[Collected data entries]
—————

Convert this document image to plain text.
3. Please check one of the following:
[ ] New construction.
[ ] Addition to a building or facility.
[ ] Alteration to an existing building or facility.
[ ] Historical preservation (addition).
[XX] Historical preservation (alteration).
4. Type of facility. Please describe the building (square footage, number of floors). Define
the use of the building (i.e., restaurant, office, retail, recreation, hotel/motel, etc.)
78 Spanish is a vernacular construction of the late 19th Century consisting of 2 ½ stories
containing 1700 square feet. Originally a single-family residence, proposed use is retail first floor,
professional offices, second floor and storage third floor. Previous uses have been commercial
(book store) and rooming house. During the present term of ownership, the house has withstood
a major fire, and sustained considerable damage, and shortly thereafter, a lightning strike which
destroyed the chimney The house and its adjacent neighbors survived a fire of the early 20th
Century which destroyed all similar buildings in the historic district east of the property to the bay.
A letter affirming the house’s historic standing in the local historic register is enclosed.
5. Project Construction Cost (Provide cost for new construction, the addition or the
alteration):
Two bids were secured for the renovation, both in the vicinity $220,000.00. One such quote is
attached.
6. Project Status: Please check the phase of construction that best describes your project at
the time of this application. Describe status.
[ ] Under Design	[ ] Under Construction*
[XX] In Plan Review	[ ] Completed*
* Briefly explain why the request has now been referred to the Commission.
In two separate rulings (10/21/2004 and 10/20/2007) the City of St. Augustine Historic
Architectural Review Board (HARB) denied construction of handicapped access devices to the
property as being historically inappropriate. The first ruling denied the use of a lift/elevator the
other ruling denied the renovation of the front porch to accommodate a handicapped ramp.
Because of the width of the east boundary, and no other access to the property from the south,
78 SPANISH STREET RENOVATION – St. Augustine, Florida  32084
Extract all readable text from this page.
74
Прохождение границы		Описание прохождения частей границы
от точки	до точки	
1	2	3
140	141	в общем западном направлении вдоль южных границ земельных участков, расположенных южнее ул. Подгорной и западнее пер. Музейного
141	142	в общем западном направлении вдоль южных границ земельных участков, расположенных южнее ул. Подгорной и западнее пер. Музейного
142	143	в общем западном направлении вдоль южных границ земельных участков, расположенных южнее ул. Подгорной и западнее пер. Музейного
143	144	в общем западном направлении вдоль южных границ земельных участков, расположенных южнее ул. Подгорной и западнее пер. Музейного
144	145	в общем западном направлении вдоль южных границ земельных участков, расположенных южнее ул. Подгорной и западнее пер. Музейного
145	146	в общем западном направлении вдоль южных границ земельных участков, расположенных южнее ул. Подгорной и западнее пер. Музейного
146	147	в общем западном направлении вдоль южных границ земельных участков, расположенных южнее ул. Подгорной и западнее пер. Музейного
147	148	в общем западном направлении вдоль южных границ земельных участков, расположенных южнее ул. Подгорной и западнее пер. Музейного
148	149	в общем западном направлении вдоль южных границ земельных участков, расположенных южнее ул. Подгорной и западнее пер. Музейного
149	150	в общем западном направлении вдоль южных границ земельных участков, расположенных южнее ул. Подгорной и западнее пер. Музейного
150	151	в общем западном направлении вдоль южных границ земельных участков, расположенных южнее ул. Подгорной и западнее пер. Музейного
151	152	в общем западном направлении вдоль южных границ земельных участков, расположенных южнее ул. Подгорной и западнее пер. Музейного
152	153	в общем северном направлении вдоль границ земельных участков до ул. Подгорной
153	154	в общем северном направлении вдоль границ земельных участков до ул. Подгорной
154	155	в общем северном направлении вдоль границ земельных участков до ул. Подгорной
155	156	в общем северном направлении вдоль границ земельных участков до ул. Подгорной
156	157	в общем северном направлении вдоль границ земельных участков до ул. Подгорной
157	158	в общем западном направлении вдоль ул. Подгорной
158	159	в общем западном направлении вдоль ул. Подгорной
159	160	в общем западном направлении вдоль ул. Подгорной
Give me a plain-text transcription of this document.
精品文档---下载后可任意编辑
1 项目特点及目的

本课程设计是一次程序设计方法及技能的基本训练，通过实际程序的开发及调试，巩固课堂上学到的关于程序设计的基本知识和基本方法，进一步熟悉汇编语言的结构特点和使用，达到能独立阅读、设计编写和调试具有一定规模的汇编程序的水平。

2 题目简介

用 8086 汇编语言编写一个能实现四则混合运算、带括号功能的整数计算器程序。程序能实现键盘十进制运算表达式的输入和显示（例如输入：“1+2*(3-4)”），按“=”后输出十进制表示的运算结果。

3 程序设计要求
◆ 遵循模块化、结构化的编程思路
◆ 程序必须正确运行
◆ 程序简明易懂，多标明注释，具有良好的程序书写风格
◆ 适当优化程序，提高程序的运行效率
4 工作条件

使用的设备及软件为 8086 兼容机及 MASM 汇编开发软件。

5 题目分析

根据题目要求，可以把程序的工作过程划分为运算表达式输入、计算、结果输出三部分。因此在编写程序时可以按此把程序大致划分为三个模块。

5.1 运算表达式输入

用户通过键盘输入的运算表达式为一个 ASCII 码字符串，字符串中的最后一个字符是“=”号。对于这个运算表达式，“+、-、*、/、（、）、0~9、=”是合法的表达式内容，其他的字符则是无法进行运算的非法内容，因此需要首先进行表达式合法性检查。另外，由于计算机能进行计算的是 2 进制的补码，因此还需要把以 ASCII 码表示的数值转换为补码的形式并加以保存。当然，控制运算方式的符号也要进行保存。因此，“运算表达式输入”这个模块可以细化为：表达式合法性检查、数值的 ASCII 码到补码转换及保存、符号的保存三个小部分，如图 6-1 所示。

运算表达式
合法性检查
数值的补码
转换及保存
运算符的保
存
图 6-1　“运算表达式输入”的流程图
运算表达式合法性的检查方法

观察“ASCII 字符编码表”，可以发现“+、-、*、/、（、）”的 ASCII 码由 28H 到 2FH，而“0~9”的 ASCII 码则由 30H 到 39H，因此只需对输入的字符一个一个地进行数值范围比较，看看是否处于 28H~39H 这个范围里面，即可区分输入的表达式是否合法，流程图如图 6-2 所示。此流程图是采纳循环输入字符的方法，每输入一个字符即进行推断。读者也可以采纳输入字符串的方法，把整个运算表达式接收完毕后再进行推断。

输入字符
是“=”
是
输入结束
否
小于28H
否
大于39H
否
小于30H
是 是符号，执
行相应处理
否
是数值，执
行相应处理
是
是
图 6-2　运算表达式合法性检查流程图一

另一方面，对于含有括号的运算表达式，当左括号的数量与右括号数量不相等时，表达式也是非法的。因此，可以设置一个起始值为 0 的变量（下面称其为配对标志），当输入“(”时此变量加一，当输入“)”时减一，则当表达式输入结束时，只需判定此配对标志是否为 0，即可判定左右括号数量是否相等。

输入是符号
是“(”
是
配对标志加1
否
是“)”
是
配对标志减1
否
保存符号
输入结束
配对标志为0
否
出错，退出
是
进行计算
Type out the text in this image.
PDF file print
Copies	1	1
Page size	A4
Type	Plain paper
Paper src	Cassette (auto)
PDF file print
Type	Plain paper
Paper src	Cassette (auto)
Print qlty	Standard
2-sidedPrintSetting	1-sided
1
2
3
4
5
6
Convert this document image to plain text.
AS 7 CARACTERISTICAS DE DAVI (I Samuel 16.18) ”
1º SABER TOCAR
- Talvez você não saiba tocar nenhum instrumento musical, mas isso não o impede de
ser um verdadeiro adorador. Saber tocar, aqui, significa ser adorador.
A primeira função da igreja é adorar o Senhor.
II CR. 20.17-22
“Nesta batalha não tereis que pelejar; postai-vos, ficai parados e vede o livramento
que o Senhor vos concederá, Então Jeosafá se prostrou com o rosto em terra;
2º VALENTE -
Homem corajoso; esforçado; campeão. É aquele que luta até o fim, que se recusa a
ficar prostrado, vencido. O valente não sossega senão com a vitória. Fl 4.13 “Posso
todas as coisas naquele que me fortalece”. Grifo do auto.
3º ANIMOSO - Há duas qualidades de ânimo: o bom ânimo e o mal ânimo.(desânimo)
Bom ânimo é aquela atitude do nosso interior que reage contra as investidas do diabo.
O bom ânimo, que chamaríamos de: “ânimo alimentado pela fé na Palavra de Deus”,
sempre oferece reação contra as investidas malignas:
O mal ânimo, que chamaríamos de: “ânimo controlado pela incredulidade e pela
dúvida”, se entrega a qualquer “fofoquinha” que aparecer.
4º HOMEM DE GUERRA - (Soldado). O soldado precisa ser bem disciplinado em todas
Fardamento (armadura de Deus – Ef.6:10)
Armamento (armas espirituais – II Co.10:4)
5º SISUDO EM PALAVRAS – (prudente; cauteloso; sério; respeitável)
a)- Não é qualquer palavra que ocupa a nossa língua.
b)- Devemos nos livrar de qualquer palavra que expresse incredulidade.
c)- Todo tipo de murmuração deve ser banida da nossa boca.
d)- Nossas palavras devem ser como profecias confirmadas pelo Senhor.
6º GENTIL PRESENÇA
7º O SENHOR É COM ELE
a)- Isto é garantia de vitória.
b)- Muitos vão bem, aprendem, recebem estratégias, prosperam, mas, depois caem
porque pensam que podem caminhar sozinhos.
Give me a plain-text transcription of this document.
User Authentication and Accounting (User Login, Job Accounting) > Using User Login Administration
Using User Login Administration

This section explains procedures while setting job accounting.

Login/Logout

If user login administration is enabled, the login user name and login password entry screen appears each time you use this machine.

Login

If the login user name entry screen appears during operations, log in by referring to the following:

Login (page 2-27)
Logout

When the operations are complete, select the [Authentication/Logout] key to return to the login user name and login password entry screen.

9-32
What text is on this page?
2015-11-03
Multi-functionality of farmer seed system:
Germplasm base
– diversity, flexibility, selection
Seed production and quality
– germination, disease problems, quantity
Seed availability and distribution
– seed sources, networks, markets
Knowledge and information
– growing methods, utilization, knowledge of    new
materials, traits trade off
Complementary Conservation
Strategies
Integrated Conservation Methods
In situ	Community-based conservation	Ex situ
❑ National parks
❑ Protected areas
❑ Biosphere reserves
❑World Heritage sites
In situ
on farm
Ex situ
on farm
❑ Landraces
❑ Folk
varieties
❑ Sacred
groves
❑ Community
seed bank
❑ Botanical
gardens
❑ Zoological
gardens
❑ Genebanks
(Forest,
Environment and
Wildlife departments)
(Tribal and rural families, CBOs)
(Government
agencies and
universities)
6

—————

■ Work required
Pick out and copy every line that contains the word "chamaríamos".

■ Answer to the problem
O bom ânimo, que chamaríamos de: “ânimo alimentado pela fé na Palavra de Deus”,
O mal ânimo, que chamaríamos de: “ânimo controlado pela incredulidade e pela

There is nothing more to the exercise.